Goal »
Extract the lines that carry the string "chosen" from the listing.

(Data items)

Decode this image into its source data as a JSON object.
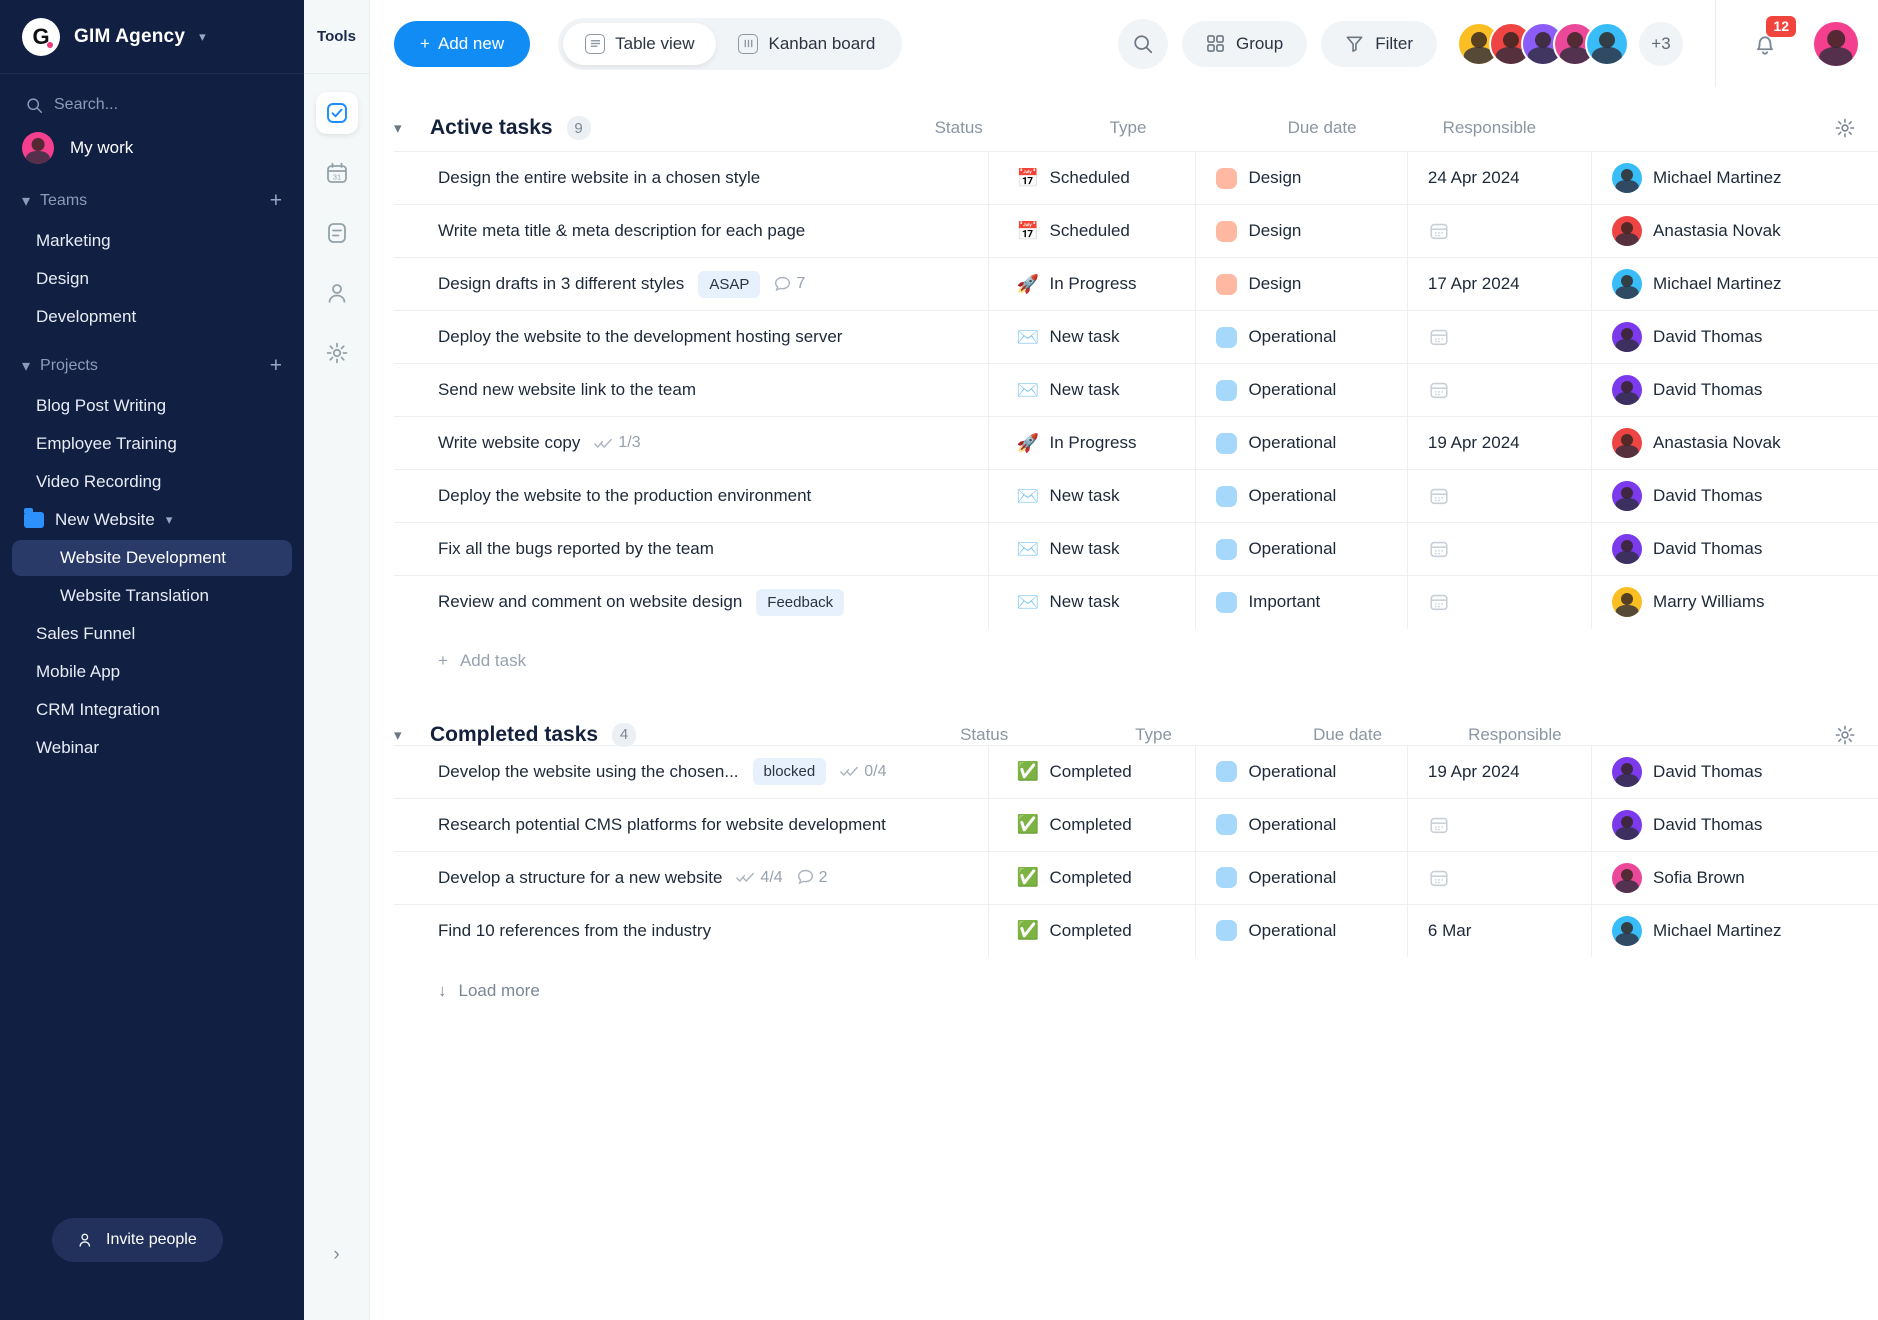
{
  "sidebar": {
    "brand": {
      "logo_letter": "G",
      "name": "GIM Agency",
      "chevron": "chevron-down-icon"
    },
    "search_placeholder": "Search...",
    "my_work_label": "My work",
    "teams": {
      "label": "Teams",
      "add": "+",
      "items": [
        "Marketing",
        "Design",
        "Development"
      ]
    },
    "projects": {
      "label": "Projects",
      "add": "+",
      "items": [
        "Blog Post Writing",
        "Employee Training",
        "Video Recording"
      ],
      "folder": {
        "label": "New Website",
        "children": [
          "Website Development",
          "Website Translation"
        ],
        "active_child": "Website Development"
      },
      "after": [
        "Sales Funnel",
        "Mobile App",
        "CRM Integration",
        "Webinar"
      ]
    },
    "invite_label": "Invite people"
  },
  "rail": {
    "title": "Tools",
    "items": [
      {
        "name": "tasks-icon",
        "active": true
      },
      {
        "name": "calendar-icon",
        "active": false
      },
      {
        "name": "notes-icon",
        "active": false
      },
      {
        "name": "contacts-icon",
        "active": false
      },
      {
        "name": "settings-icon",
        "active": false
      }
    ],
    "expand": "chevron-right-icon"
  },
  "topbar": {
    "add_new_label": "Add new",
    "views": [
      {
        "label": "Table view",
        "selected": true
      },
      {
        "label": "Kanban board",
        "selected": false
      }
    ],
    "search_icon": "search-icon",
    "group_label": "Group",
    "filter_label": "Filter",
    "avatar_overflow": "+3",
    "avatars": [
      "#fbbf24",
      "#ef4444",
      "#8b5cf6",
      "#ec4899",
      "#38bdf8"
    ],
    "notification_count": "12",
    "user_avatar_color": "#f43f8e"
  },
  "columns": {
    "status": "Status",
    "type": "Type",
    "due_date": "Due date",
    "responsible": "Responsible"
  },
  "groups": [
    {
      "title": "Active tasks",
      "count": "9",
      "add_task_label": "Add task",
      "rows": [
        {
          "name": "Design the entire website in a chosen style",
          "chip": null,
          "subtasks": null,
          "comments": null,
          "status": {
            "emoji": "📅",
            "label": "Scheduled"
          },
          "type": {
            "label": "Design",
            "color": "#ffb9a3"
          },
          "due": "24 Apr 2024",
          "responsible": {
            "name": "Michael Martinez",
            "color": "#38bdf8"
          }
        },
        {
          "name": "Write meta title & meta description for each page",
          "chip": null,
          "subtasks": null,
          "comments": null,
          "status": {
            "emoji": "📅",
            "label": "Scheduled"
          },
          "type": {
            "label": "Design",
            "color": "#ffb9a3"
          },
          "due": "",
          "responsible": {
            "name": "Anastasia Novak",
            "color": "#ef4444"
          }
        },
        {
          "name": "Design drafts in 3 different styles",
          "chip": "ASAP",
          "subtasks": null,
          "comments": "7",
          "status": {
            "emoji": "🚀",
            "label": "In Progress"
          },
          "type": {
            "label": "Design",
            "color": "#ffb9a3"
          },
          "due": "17 Apr 2024",
          "responsible": {
            "name": "Michael Martinez",
            "color": "#38bdf8"
          }
        },
        {
          "name": "Deploy the website to the development hosting server",
          "chip": null,
          "subtasks": null,
          "comments": null,
          "status": {
            "emoji": "✉️",
            "label": "New task"
          },
          "type": {
            "label": "Operational",
            "color": "#a5d8fb"
          },
          "due": "",
          "responsible": {
            "name": "David Thomas",
            "color": "#7c3aed"
          }
        },
        {
          "name": "Send new website link to the team",
          "chip": null,
          "subtasks": null,
          "comments": null,
          "status": {
            "emoji": "✉️",
            "label": "New task"
          },
          "type": {
            "label": "Operational",
            "color": "#a5d8fb"
          },
          "due": "",
          "responsible": {
            "name": "David Thomas",
            "color": "#7c3aed"
          }
        },
        {
          "name": "Write website copy",
          "chip": null,
          "subtasks": "1/3",
          "comments": null,
          "status": {
            "emoji": "🚀",
            "label": "In Progress"
          },
          "type": {
            "label": "Operational",
            "color": "#a5d8fb"
          },
          "due": "19 Apr 2024",
          "responsible": {
            "name": "Anastasia Novak",
            "color": "#ef4444"
          }
        },
        {
          "name": "Deploy the website to the production environment",
          "chip": null,
          "subtasks": null,
          "comments": null,
          "status": {
            "emoji": "✉️",
            "label": "New task"
          },
          "type": {
            "label": "Operational",
            "color": "#a5d8fb"
          },
          "due": "",
          "responsible": {
            "name": "David Thomas",
            "color": "#7c3aed"
          }
        },
        {
          "name": "Fix all the bugs reported by the team",
          "chip": null,
          "subtasks": null,
          "comments": null,
          "status": {
            "emoji": "✉️",
            "label": "New task"
          },
          "type": {
            "label": "Operational",
            "color": "#a5d8fb"
          },
          "due": "",
          "responsible": {
            "name": "David Thomas",
            "color": "#7c3aed"
          }
        },
        {
          "name": "Review and comment on website design",
          "chip": "Feedback",
          "subtasks": null,
          "comments": null,
          "status": {
            "emoji": "✉️",
            "label": "New task"
          },
          "type": {
            "label": "Important",
            "color": "#a5d8fb"
          },
          "due": "",
          "responsible": {
            "name": "Marry Williams",
            "color": "#fbbf24"
          }
        }
      ]
    },
    {
      "title": "Completed tasks",
      "count": "4",
      "load_more_label": "Load more",
      "rows": [
        {
          "name": "Develop the website using the chosen...",
          "chip": "blocked",
          "subtasks": "0/4",
          "comments": null,
          "status": {
            "emoji": "✅",
            "label": "Completed"
          },
          "type": {
            "label": "Operational",
            "color": "#a5d8fb"
          },
          "due": "19 Apr 2024",
          "responsible": {
            "name": "David Thomas",
            "color": "#7c3aed"
          }
        },
        {
          "name": "Research potential CMS platforms for website development",
          "chip": null,
          "subtasks": null,
          "comments": null,
          "status": {
            "emoji": "✅",
            "label": "Completed"
          },
          "type": {
            "label": "Operational",
            "color": "#a5d8fb"
          },
          "due": "",
          "responsible": {
            "name": "David Thomas",
            "color": "#7c3aed"
          }
        },
        {
          "name": "Develop a structure for a new website",
          "chip": null,
          "subtasks": "4/4",
          "comments": "2",
          "status": {
            "emoji": "✅",
            "label": "Completed"
          },
          "type": {
            "label": "Operational",
            "color": "#a5d8fb"
          },
          "due": "",
          "responsible": {
            "name": "Sofia Brown",
            "color": "#ec4899"
          }
        },
        {
          "name": "Find 10 references from the industry",
          "chip": null,
          "subtasks": null,
          "comments": null,
          "status": {
            "emoji": "✅",
            "label": "Completed"
          },
          "type": {
            "label": "Operational",
            "color": "#a5d8fb"
          },
          "due": "6 Mar",
          "responsible": {
            "name": "Michael Martinez",
            "color": "#38bdf8"
          }
        }
      ]
    }
  ]
}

Full answer »
          "name": "Design the entire website in a chosen style",
          "name": "Develop the website using the chosen...",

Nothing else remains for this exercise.